**** Study text
Personal information
- Full name: Antonio Manuel Sánchez Tienda
- Date of birth: 26 December 1989 (age 35)
- Place of birth: Doña MencíaCordoba, Spain
- Position(s): Defender

Team information
- Current team: Viña Albali Valdepeñas
- Number: 15

Senior career*
- Years: Team / Apps / (Gls)
- 2010–2012: Ategua
- 2012–2015: Jumilla
- 2015–2018: Jaén
- 2018–2020: FC Barcelona
- 2020–2022: Inter
- 2022–: Viña Albali Valdepeñas

International career
- 2018–: Spain

Medal record
UEFA Futsal Championship
| Bronze medal – third place | 2022 Netherlands |  |

= Boyis =

Spanish futsal player (born 1989)

Antonio Manuel Sánchez Tienda (born 26 December 1989), commonly known as Boyis, is a Spanish futsal player who plays for Viña Albali Valdepeñas and the Spanish national futsal team.

==Club career==
Boyis' career began at Ategua, a small club in Castro del Río, and continued at Jumilla and then Jaén. In the three years he played with the Andalusians, he established himself as one of the best footballers in the Primera División, so much so that he was elected best defender of the 2017–18 season. In the same season he won his first national trophy, the Copa de España, and contributed to Jaén reaching the semi-finals of the play-offs for the title. The following summer he moved to FC Barcelona, with whom he won a championship and two Copas de España.
********
**** Supplied entries
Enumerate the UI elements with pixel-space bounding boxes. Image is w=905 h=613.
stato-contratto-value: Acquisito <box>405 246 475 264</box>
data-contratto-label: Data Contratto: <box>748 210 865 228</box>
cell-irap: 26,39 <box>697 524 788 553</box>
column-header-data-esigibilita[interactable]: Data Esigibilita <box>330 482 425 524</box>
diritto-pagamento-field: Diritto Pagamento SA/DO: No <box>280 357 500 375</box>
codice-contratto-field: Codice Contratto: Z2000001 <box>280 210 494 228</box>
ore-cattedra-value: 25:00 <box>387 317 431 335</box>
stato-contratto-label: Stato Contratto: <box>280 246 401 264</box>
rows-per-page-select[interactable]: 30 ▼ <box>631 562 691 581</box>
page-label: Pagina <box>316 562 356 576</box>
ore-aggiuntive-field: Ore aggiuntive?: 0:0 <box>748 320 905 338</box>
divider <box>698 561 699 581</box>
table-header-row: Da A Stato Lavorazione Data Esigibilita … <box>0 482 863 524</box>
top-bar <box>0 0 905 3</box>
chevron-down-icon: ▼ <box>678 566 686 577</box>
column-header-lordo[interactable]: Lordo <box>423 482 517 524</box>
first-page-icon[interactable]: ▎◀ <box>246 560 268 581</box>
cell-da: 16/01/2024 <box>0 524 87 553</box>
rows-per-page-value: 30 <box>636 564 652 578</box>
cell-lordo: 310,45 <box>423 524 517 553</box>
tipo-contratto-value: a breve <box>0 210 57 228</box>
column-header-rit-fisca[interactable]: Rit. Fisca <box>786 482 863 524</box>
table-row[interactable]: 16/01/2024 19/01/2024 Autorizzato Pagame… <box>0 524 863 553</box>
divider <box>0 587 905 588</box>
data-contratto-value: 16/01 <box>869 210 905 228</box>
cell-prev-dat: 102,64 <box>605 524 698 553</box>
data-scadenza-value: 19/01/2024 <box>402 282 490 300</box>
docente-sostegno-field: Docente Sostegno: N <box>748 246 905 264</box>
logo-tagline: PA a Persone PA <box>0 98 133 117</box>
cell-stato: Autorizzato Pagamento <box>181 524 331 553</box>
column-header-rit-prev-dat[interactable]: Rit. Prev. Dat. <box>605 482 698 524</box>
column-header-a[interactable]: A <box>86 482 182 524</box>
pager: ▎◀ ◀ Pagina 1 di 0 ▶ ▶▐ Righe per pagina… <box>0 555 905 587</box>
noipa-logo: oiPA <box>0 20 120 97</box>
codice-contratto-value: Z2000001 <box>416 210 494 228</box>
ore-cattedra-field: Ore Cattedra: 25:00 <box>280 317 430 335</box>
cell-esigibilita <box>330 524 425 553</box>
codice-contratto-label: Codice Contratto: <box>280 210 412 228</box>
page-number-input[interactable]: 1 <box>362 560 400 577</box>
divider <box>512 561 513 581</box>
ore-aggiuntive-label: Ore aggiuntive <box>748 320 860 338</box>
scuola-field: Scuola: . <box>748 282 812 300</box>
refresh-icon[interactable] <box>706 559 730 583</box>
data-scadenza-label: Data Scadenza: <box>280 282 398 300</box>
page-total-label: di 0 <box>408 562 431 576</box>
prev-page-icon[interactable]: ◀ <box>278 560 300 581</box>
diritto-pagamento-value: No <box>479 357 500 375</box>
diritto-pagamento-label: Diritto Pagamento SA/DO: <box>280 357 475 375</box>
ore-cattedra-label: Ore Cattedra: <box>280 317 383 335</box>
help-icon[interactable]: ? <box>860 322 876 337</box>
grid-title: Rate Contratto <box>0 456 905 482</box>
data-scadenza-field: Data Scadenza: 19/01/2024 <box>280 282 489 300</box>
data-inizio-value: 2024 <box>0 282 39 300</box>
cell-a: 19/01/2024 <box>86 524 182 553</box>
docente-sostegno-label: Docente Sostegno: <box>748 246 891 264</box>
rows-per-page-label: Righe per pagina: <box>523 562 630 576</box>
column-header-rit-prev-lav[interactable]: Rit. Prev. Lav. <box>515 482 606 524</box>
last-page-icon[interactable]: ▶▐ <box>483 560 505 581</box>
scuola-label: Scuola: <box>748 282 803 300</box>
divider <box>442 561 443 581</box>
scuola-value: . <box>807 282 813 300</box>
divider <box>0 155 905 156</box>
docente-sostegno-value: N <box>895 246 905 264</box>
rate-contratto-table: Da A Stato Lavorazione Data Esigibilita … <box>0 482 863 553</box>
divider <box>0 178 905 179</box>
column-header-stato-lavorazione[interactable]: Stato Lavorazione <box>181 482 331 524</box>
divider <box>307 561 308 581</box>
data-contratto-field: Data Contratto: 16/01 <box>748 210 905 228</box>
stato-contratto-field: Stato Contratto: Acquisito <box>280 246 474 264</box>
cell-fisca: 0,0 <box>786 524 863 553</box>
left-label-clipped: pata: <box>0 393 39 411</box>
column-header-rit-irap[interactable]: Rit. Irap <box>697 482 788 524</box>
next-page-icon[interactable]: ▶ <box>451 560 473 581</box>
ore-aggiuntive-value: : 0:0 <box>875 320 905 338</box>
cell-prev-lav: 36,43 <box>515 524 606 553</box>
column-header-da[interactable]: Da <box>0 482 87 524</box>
********
** What the task asks **
In the text about Boyis, what individual honor did he receive for the 2017–18 season?

** Output below **
He was elected best defender of the 2017–18 season.